• Written request 1:
Copy the records word for word, from their first line through the line containing "panel-options-icon[interactable] (530, 384, 544, 398)".
[BEGIN Source]
Bertie Ahern and top government officials flew from Shanghai to Hong Kong on Thursday by government jet. But the rest of us, the media and business people on the Irish trade mission, had to take a commercial flight, and we got a taste of the problems which have been plaguing the new airport since it opened in July. The Dragon Air aircraft taxied up to the state-of-the-art terminal an hour late, and we were kept waiting another 20 minutes as it could not be connected to the terminal gate. "They should never have closed Kai Tak," grumbled an irate Hong Kong Chinese businessman, referring to the territory's much-loved old airport. At least it worked.
The airport has become a metaphor for Hong Kong itself, the open, ultra modern, prosperous Asian city which has been hit by misfortunes and setbacks since the handover to China and the departure of the last Governor, Chris Patten, whose just-published memoirs, East and West, is piled high in the book shops. If Patten had stayed, history would not have taken a different course. The Asian economic crisis, the plunging stock market, the currency attacks, the record rains, the bird flu, the pink tides, these were all acts of God or mammon over which his unfortunate successor, Mr Tung Cheehwa, has had little control.
But at a lunch for the Taoiseach given by the Irish business community on Friday, there was palpable nostalgia for the Patten days, not least among those free marketeers who believe he would never have intervened in the stock market as financial secretary, Donald Tsang, did last month, spending $14 billion to thwart speculators. Mr Tsang justified his action as necessary to fend off speculation, but the US federal reserve chairman, Alan Greenspan, said it would undermine Hong Kong's credibility. The Tsang-Greenspan dispute in its way reflects the Asian resentment at being lectured by outsiders. Some expatriates feel the climate in Hong Kong is now tinged with xenophobia. They point to the recent use of the derisive Cantonese word guilo, or foreign dog, for outsiders by one member of the legislative council. Indeed, on the day the Taoiseach arrived in the former British colony, the Association of Expatriate Civil Servants was accusing the government of following a racist policy by encouraging a mindset similar to that fostered in Australia by the politician, Pauline Hanson. The number of overseas officers in the civil service has dipped 56 per cent to just over 1,000 in the past eight years, and it could be "ethnically cleansed" in another five, the association complained to the council.
[END Source]
[BEGIN Data section]
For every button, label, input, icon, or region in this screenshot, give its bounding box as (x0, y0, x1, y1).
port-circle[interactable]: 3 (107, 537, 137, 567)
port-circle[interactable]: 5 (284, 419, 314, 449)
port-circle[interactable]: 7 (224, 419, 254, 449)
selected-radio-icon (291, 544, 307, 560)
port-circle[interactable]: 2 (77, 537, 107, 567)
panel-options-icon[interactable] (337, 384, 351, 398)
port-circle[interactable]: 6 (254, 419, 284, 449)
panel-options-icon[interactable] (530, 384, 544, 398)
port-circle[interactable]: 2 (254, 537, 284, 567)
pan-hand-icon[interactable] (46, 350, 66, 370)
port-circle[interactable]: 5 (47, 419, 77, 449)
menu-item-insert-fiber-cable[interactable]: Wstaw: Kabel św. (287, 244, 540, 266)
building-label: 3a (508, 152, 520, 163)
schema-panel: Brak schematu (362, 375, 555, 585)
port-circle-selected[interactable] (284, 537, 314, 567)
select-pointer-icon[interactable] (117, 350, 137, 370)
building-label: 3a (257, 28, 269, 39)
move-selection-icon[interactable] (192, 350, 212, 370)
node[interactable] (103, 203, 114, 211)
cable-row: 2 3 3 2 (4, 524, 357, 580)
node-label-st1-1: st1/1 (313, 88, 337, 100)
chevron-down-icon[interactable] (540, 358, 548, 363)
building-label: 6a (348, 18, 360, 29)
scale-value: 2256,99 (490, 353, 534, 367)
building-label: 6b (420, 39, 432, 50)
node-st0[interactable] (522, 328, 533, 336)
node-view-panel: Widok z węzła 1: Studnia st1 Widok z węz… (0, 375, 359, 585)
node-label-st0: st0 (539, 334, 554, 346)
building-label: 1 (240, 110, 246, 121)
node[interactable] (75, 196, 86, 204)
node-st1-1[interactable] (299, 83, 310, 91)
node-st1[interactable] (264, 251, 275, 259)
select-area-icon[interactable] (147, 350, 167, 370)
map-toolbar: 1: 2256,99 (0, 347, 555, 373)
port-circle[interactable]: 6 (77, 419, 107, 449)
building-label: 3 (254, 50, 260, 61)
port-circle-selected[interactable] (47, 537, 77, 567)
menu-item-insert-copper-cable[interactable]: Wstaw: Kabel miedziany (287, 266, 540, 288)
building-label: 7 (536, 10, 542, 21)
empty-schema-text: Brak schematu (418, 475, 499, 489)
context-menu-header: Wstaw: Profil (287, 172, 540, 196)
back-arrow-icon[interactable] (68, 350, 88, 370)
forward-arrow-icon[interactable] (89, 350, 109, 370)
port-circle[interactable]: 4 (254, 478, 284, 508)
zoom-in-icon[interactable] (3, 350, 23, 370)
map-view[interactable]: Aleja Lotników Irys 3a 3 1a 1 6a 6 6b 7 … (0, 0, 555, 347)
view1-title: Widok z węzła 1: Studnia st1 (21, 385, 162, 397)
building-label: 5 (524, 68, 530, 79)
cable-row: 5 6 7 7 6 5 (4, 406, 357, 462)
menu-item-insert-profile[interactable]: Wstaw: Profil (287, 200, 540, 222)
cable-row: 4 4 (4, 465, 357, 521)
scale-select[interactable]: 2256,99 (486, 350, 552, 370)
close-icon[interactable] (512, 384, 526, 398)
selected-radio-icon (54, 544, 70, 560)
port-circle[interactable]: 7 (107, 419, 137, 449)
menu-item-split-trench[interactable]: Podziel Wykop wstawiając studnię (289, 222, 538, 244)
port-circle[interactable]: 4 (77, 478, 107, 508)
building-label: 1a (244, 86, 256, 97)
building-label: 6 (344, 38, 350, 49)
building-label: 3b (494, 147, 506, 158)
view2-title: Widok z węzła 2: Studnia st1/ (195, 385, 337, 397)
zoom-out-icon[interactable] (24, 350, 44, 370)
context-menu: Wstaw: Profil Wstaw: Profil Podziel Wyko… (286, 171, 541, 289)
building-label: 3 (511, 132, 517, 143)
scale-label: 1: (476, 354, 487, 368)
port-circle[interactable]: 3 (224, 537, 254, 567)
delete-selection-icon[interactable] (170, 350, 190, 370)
[END Data section]
• Written request 2:
List every person the Hong Kong article names.

• Exercise result 1:
For every button, label, input, icon, or region in this screenshot, give its bounding box as (x0, y0, x1, y1).
port-circle[interactable]: 3 (107, 537, 137, 567)
port-circle[interactable]: 5 (284, 419, 314, 449)
port-circle[interactable]: 7 (224, 419, 254, 449)
selected-radio-icon (291, 544, 307, 560)
port-circle[interactable]: 2 (77, 537, 107, 567)
panel-options-icon[interactable] (337, 384, 351, 398)
port-circle[interactable]: 6 (254, 419, 284, 449)
panel-options-icon[interactable] (530, 384, 544, 398)

• Exercise result 2:
Bertie Ahern
Chris Patten
Tung Cheehwa
Donald Tsang
Alan Greenspan
Pauline Hanson